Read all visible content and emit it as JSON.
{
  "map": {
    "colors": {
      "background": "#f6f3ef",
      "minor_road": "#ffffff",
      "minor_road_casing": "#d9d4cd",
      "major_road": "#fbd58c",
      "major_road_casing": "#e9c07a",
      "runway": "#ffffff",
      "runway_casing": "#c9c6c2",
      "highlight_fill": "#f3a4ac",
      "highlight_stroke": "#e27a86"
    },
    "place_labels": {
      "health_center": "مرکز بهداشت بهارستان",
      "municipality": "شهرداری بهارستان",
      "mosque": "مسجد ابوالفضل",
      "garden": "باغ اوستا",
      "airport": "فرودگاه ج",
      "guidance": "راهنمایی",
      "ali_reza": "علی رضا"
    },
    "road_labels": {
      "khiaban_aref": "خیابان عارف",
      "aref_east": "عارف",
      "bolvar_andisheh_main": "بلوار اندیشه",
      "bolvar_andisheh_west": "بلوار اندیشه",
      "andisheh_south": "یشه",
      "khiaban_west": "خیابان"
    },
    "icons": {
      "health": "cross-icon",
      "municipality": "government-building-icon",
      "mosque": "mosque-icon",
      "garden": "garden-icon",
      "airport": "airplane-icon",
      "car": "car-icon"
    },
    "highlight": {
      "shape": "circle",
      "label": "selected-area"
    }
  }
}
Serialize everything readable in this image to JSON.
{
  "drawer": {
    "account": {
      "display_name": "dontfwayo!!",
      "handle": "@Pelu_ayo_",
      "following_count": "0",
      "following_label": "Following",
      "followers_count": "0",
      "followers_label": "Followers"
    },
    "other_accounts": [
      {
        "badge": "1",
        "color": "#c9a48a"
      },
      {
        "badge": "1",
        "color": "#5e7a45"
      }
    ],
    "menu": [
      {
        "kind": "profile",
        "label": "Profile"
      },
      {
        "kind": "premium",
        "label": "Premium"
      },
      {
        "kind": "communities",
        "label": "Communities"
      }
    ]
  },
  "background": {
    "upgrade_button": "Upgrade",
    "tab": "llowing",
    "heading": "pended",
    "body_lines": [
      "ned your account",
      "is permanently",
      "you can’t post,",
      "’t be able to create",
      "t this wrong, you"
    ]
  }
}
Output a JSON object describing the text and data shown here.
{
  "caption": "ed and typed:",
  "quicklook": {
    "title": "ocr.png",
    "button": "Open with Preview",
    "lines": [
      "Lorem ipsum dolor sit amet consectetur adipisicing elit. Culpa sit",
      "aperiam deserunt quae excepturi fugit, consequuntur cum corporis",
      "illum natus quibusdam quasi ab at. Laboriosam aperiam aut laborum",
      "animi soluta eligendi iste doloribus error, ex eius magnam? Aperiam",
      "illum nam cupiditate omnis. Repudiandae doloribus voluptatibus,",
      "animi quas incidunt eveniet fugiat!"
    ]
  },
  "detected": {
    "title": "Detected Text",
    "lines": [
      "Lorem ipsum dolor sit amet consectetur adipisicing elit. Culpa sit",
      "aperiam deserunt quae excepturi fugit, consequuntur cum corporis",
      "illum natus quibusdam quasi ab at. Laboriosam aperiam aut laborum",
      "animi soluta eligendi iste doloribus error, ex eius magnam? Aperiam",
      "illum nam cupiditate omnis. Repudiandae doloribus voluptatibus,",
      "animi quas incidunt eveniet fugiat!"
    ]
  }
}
● ● ● ● ● ● ●
Set exercise
Exactly reproduce every line found in the records.

Exercise result
Read all visible content and emit it as JSON.
{
  "map": {
    "colors": {
      "background": "#f6f3ef",
      "minor_road": "#ffffff",
      "minor_road_casing": "#d9d4cd",
      "major_road": "#fbd58c",
      "major_road_casing": "#e9c07a",
      "runway": "#ffffff",
      "runway_casing": "#c9c6c2",
      "highlight_fill": "#f3a4ac",
      "highlight_stroke": "#e27a86"
    },
    "place_labels": {
      "health_center": "مرکز بهداشت بهارستان",
      "municipality": "شهرداری بهارستان",
      "mosque": "مسجد ابوالفضل",
      "garden": "باغ اوستا",
      "airport": "فرودگاه ج",
      "guidance": "راهنمایی",
      "ali_reza": "علی رضا"
    },
    "road_labels": {
      "khiaban_aref": "خیابان عارف",
      "aref_east": "عارف",
      "bolvar_andisheh_main": "بلوار اندیشه",
      "bolvar_andisheh_west": "بلوار اندیشه",
      "andisheh_south": "یشه",
      "khiaban_west": "خیابان"
    },
    "icons": {
      "health": "cross-icon",
      "municipality": "government-building-icon",
      "mosque": "mosque-icon",
      "garden": "garden-icon",
      "airport": "airplane-icon",
      "car": "car-icon"
    },
    "highlight": {
      "shape": "circle",
      "label": "selected-area"
    }
  }
}
Serialize everything readable in this image to JSON.
{
  "drawer": {
    "account": {
      "display_name": "dontfwayo!!",
      "handle": "@Pelu_ayo_",
      "following_count": "0",
      "following_label": "Following",
      "followers_count": "0",
      "followers_label": "Followers"
    },
    "other_accounts": [
      {
        "badge": "1",
        "color": "#c9a48a"
      },
      {
        "badge": "1",
        "color": "#5e7a45"
      }
    ],
    "menu": [
      {
        "kind": "profile",
        "label": "Profile"
      },
      {
        "kind": "premium",
        "label": "Premium"
      },
      {
        "kind": "communities",
        "label": "Communities"
      }
    ]
  },
  "background": {
    "upgrade_button": "Upgrade",
    "tab": "llowing",
    "heading": "pended",
    "body_lines": [
      "ned your account",
      "is permanently",
      "you can’t post,",
      "’t be able to create",
      "t this wrong, you"
    ]
  }
}
Output a JSON object describing the text and data shown here.
{
  "caption": "ed and typed:",
  "quicklook": {
    "title": "ocr.png",
    "button": "Open with Preview",
    "lines": [
      "Lorem ipsum dolor sit amet consectetur adipisicing elit. Culpa sit",
      "aperiam deserunt quae excepturi fugit, consequuntur cum corporis",
      "illum natus quibusdam quasi ab at. Laboriosam aperiam aut laborum",
      "animi soluta eligendi iste doloribus error, ex eius magnam? Aperiam",
      "illum nam cupiditate omnis. Repudiandae doloribus voluptatibus,",
      "animi quas incidunt eveniet fugiat!"
    ]
  },
  "detected": {
    "title": "Detected Text",
    "lines": [
      "Lorem ipsum dolor sit amet consectetur adipisicing elit. Culpa sit",
      "aperiam deserunt quae excepturi fugit, consequuntur cum corporis",
      "illum natus quibusdam quasi ab at. Laboriosam aperiam aut laborum",
      "animi soluta eligendi iste doloribus error, ex eius magnam? Aperiam",
      "illum nam cupiditate omnis. Repudiandae doloribus voluptatibus,",
      "animi quas incidunt eveniet fugiat!"
    ]
  }
}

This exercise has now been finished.